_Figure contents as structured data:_
## BEGIN

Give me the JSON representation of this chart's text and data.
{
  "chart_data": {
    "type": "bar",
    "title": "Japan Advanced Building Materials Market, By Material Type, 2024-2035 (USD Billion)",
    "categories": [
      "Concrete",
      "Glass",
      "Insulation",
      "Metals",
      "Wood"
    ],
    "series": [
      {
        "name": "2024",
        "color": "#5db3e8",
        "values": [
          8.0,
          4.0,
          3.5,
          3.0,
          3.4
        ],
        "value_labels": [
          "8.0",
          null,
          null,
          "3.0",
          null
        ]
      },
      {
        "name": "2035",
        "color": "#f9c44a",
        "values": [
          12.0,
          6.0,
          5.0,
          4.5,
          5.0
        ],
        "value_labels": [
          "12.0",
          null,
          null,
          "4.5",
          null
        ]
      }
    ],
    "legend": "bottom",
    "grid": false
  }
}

## END

_PROBLEM:_ Each line of the material should be duplicated exactly, please.

_EXPECTED OUTPUT:_
Give me the JSON representation of this chart's text and data.
{
  "chart_data": {
    "type": "bar",
    "title": "Japan Advanced Building Materials Market, By Material Type, 2024-2035 (USD Billion)",
    "categories": [
      "Concrete",
      "Glass",
      "Insulation",
      "Metals",
      "Wood"
    ],
    "series": [
      {
        "name": "2024",
        "color": "#5db3e8",
        "values": [
          8.0,
          4.0,
          3.5,
          3.0,
          3.4
        ],
        "value_labels": [
          "8.0",
          null,
          null,
          "3.0",
          null
        ]
      },
      {
        "name": "2035",
        "color": "#f9c44a",
        "values": [
          12.0,
          6.0,
          5.0,
          4.5,
          5.0
        ],
        "value_labels": [
          "12.0",
          null,
          null,
          "4.5",
          null
        ]
      }
    ],
    "legend": "bottom",
    "grid": false
  }
}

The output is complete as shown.